— start of Working data —
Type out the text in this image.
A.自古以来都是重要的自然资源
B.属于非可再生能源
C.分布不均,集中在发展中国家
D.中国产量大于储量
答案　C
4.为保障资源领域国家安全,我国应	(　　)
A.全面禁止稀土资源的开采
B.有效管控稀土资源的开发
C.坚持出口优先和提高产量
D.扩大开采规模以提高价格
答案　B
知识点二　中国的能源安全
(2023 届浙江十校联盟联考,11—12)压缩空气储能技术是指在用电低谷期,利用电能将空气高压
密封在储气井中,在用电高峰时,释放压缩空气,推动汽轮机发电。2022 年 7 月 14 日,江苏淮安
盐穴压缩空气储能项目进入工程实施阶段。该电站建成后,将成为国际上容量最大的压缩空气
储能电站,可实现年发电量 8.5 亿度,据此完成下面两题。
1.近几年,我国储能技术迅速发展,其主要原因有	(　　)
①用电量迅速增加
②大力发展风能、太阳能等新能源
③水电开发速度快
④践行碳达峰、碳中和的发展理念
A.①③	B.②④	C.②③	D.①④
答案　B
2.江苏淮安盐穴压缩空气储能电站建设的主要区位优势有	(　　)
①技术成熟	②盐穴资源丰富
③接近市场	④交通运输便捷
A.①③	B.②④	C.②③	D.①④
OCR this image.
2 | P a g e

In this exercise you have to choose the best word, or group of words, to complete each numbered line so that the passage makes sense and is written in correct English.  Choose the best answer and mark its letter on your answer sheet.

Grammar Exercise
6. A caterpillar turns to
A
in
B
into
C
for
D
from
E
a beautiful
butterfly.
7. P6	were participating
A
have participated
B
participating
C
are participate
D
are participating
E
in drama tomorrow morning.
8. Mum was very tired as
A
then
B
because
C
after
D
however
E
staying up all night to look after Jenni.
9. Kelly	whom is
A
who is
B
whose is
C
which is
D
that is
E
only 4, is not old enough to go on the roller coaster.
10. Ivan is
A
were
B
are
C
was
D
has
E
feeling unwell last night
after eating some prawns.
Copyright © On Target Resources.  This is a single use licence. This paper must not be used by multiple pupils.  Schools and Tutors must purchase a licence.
— end of Working data —
What is required:
Above are the records. Copy every line in them holding "after".

Answer to this problem:
after
staying up all night to look after Jenni.
after eating some prawns.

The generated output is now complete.